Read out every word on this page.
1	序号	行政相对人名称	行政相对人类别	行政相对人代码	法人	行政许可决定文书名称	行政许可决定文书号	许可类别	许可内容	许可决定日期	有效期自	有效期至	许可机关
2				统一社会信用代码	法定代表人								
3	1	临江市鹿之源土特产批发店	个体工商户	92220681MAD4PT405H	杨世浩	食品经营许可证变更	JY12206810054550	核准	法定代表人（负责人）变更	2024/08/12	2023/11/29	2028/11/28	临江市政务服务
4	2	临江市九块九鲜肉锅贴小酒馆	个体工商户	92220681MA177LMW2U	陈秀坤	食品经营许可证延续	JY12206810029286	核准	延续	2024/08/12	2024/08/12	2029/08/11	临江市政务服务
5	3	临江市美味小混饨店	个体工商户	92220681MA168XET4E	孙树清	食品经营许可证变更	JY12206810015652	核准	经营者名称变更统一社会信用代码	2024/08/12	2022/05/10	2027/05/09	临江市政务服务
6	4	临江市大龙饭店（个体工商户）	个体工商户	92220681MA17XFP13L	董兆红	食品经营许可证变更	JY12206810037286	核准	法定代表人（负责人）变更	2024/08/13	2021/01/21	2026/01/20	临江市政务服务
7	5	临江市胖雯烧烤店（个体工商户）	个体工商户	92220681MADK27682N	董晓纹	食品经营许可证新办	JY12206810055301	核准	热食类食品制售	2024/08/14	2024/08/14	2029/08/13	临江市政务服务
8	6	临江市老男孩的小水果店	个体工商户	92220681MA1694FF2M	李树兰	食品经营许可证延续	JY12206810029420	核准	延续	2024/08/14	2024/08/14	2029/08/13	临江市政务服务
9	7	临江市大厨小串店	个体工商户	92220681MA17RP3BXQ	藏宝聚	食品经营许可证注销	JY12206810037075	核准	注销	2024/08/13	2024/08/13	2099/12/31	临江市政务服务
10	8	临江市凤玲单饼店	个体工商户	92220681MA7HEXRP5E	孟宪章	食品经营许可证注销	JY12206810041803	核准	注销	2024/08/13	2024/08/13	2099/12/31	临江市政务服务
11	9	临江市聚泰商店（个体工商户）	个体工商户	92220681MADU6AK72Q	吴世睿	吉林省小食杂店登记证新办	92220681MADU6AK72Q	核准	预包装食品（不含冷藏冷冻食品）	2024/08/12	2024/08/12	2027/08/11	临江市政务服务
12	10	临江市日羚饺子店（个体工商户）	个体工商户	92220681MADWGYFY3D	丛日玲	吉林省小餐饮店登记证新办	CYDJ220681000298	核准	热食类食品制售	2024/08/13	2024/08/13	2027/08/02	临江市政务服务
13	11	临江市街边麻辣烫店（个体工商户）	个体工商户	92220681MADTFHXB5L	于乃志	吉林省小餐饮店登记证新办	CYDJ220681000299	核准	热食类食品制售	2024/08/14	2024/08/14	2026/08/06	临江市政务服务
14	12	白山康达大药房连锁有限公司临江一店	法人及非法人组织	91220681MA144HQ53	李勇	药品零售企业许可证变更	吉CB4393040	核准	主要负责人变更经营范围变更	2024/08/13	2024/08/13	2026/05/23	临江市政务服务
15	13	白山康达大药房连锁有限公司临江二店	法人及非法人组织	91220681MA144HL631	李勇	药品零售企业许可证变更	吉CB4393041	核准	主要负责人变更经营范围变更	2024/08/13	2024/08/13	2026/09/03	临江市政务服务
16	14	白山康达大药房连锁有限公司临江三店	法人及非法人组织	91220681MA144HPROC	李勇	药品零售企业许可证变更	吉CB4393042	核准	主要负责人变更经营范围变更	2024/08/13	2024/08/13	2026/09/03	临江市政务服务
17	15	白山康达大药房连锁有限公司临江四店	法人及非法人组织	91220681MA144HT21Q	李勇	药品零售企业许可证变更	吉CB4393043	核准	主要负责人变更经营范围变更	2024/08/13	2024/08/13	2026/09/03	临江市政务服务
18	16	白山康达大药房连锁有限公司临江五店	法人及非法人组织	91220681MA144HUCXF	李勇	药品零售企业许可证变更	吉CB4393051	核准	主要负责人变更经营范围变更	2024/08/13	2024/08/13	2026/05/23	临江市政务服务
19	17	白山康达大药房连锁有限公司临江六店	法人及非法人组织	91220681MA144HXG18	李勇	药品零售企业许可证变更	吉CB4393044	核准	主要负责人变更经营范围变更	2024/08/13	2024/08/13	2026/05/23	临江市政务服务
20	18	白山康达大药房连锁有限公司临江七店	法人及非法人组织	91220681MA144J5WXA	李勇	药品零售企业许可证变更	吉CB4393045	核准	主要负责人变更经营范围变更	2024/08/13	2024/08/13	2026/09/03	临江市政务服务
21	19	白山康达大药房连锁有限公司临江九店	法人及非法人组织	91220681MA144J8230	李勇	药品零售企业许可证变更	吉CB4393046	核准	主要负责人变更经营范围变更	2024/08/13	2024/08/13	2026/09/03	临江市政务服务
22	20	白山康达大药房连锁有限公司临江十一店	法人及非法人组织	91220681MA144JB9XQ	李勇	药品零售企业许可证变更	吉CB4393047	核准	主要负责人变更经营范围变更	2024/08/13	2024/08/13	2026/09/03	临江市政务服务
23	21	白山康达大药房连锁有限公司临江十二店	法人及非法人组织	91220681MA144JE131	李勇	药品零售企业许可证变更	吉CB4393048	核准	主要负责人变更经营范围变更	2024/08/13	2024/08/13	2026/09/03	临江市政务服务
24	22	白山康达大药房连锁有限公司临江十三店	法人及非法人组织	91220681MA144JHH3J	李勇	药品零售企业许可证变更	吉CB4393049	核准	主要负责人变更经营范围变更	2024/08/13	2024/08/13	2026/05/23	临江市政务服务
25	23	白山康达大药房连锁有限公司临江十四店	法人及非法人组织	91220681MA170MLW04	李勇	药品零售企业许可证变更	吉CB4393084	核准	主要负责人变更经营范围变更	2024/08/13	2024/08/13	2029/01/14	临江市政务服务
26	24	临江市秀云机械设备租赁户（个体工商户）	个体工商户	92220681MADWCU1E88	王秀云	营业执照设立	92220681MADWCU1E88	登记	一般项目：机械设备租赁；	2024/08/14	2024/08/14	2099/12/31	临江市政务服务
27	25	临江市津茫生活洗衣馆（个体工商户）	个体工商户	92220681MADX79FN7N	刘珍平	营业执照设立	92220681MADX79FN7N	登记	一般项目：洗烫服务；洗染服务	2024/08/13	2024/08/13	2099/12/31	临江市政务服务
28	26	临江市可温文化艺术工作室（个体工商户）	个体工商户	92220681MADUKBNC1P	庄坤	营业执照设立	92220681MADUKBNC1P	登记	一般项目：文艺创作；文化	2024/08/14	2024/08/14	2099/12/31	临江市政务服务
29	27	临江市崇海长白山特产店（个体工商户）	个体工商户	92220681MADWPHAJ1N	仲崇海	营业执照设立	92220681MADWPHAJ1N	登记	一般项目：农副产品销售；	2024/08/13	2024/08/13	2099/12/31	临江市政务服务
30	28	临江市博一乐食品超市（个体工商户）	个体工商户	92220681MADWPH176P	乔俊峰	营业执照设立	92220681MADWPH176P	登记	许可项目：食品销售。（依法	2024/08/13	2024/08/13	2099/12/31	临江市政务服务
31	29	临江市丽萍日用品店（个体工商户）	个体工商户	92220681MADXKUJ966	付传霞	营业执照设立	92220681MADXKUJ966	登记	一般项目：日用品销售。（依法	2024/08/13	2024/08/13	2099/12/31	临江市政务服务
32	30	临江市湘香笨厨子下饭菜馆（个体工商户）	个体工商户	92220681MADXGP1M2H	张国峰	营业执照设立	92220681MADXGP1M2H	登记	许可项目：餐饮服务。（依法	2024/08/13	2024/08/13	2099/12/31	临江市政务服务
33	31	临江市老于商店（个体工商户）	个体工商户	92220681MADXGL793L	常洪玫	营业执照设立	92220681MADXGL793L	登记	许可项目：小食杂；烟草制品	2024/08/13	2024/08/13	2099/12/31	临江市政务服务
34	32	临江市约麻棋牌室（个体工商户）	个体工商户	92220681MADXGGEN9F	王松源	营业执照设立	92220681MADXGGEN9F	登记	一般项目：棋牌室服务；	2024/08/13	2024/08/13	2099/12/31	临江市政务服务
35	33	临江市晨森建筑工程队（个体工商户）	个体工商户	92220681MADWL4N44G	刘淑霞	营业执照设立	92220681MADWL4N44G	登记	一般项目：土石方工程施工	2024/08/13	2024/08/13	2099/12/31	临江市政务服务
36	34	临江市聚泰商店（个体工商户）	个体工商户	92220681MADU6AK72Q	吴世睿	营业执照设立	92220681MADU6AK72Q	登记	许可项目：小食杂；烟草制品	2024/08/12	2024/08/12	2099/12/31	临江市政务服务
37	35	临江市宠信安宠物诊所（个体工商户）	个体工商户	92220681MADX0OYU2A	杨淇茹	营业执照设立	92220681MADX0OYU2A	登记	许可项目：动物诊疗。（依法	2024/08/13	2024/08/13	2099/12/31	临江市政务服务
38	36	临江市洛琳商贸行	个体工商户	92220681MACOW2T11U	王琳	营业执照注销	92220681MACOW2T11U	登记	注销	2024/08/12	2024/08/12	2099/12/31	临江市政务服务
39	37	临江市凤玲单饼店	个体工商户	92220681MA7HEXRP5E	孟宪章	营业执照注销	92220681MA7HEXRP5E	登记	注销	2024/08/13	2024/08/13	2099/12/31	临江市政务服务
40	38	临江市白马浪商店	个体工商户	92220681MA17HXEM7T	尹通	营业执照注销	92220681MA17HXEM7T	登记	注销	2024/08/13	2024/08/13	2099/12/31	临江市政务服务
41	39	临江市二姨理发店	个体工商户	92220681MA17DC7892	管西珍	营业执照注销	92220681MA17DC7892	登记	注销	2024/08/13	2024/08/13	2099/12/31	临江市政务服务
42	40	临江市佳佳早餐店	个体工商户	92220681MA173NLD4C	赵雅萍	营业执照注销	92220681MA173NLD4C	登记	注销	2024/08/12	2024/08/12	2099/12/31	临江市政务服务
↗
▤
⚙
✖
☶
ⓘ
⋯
------------------------------------------------
- [Written exercise]
Only a number is wanted: how many lines of the material include the word "食品经营许可证延续".

- [Response]
2